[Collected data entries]
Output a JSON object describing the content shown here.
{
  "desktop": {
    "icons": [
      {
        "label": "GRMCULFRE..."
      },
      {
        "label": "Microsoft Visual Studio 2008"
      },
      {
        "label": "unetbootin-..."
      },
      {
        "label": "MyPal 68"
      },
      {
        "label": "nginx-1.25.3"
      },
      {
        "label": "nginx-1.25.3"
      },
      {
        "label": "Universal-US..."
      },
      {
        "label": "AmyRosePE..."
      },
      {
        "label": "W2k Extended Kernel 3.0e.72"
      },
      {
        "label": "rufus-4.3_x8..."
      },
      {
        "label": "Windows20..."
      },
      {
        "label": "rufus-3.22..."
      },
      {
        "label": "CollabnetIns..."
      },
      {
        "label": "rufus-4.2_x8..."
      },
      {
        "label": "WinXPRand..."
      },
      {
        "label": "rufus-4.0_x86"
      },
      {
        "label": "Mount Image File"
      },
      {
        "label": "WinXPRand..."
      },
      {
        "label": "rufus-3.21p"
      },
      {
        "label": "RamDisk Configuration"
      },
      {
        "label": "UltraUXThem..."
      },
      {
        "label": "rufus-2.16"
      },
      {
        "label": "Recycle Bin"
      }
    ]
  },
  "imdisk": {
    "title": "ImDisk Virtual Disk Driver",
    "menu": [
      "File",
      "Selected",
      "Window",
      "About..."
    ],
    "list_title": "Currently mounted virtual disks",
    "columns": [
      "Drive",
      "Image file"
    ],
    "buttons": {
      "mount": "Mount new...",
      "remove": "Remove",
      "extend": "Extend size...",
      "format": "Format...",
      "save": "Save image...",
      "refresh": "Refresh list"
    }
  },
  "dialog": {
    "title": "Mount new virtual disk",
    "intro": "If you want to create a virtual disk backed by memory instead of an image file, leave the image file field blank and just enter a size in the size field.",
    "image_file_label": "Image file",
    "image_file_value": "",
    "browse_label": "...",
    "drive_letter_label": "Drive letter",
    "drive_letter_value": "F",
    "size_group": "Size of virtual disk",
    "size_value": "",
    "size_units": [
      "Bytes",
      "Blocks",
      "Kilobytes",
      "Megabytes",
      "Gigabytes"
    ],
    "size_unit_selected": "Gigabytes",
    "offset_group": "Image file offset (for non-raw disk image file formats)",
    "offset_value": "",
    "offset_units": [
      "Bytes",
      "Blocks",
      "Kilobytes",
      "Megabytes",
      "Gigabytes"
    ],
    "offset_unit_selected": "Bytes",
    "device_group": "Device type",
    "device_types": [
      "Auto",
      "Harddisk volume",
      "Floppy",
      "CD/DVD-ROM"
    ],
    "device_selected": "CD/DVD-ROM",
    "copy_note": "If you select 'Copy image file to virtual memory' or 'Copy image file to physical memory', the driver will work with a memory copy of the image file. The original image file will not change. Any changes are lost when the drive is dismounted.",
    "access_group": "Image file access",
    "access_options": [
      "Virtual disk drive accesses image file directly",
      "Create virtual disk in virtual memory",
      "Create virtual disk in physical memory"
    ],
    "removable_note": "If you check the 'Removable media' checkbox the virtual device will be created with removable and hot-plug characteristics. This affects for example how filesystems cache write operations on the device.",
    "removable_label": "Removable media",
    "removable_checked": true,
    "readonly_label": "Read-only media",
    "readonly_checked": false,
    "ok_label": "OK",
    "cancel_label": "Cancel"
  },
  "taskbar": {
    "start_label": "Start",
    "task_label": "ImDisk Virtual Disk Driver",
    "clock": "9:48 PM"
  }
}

# [Exercise prompt]
Output the records above in their entirety, exactly.

# [Solution]
Output a JSON object describing the content shown here.
{
  "desktop": {
    "icons": [
      {
        "label": "GRMCULFRE..."
      },
      {
        "label": "Microsoft Visual Studio 2008"
      },
      {
        "label": "unetbootin-..."
      },
      {
        "label": "MyPal 68"
      },
      {
        "label": "nginx-1.25.3"
      },
      {
        "label": "nginx-1.25.3"
      },
      {
        "label": "Universal-US..."
      },
      {
        "label": "AmyRosePE..."
      },
      {
        "label": "W2k Extended Kernel 3.0e.72"
      },
      {
        "label": "rufus-4.3_x8..."
      },
      {
        "label": "Windows20..."
      },
      {
        "label": "rufus-3.22..."
      },
      {
        "label": "CollabnetIns..."
      },
      {
        "label": "rufus-4.2_x8..."
      },
      {
        "label": "WinXPRand..."
      },
      {
        "label": "rufus-4.0_x86"
      },
      {
        "label": "Mount Image File"
      },
      {
        "label": "WinXPRand..."
      },
      {
        "label": "rufus-3.21p"
      },
      {
        "label": "RamDisk Configuration"
      },
      {
        "label": "UltraUXThem..."
      },
      {
        "label": "rufus-2.16"
      },
      {
        "label": "Recycle Bin"
      }
    ]
  },
  "imdisk": {
    "title": "ImDisk Virtual Disk Driver",
    "menu": [
      "File",
      "Selected",
      "Window",
      "About..."
    ],
    "list_title": "Currently mounted virtual disks",
    "columns": [
      "Drive",
      "Image file"
    ],
    "buttons": {
      "mount": "Mount new...",
      "remove": "Remove",
      "extend": "Extend size...",
      "format": "Format...",
      "save": "Save image...",
      "refresh": "Refresh list"
    }
  },
  "dialog": {
    "title": "Mount new virtual disk",
    "intro": "If you want to create a virtual disk backed by memory instead of an image file, leave the image file field blank and just enter a size in the size field.",
    "image_file_label": "Image file",
    "image_file_value": "",
    "browse_label": "...",
    "drive_letter_label": "Drive letter",
    "drive_letter_value": "F",
    "size_group": "Size of virtual disk",
    "size_value": "",
    "size_units": [
      "Bytes",
      "Blocks",
      "Kilobytes",
      "Megabytes",
      "Gigabytes"
    ],
    "size_unit_selected": "Gigabytes",
    "offset_group": "Image file offset (for non-raw disk image file formats)",
    "offset_value": "",
    "offset_units": [
      "Bytes",
      "Blocks",
      "Kilobytes",
      "Megabytes",
      "Gigabytes"
    ],
    "offset_unit_selected": "Bytes",
    "device_group": "Device type",
    "device_types": [
      "Auto",
      "Harddisk volume",
      "Floppy",
      "CD/DVD-ROM"
    ],
    "device_selected": "CD/DVD-ROM",
    "copy_note": "If you select 'Copy image file to virtual memory' or 'Copy image file to physical memory', the driver will work with a memory copy of the image file. The original image file will not change. Any changes are lost when the drive is dismounted.",
    "access_group": "Image file access",
    "access_options": [
      "Virtual disk drive accesses image file directly",
      "Create virtual disk in virtual memory",
      "Create virtual disk in physical memory"
    ],
    "removable_note": "If you check the 'Removable media' checkbox the virtual device will be created with removable and hot-plug characteristics. This affects for example how filesystems cache write operations on the device.",
    "removable_label": "Removable media",
    "removable_checked": true,
    "readonly_label": "Read-only media",
    "readonly_checked": false,
    "ok_label": "OK",
    "cancel_label": "Cancel"
  },
  "taskbar": {
    "start_label": "Start",
    "task_label": "ImDisk Virtual Disk Driver",
    "clock": "9:48 PM"
  }
}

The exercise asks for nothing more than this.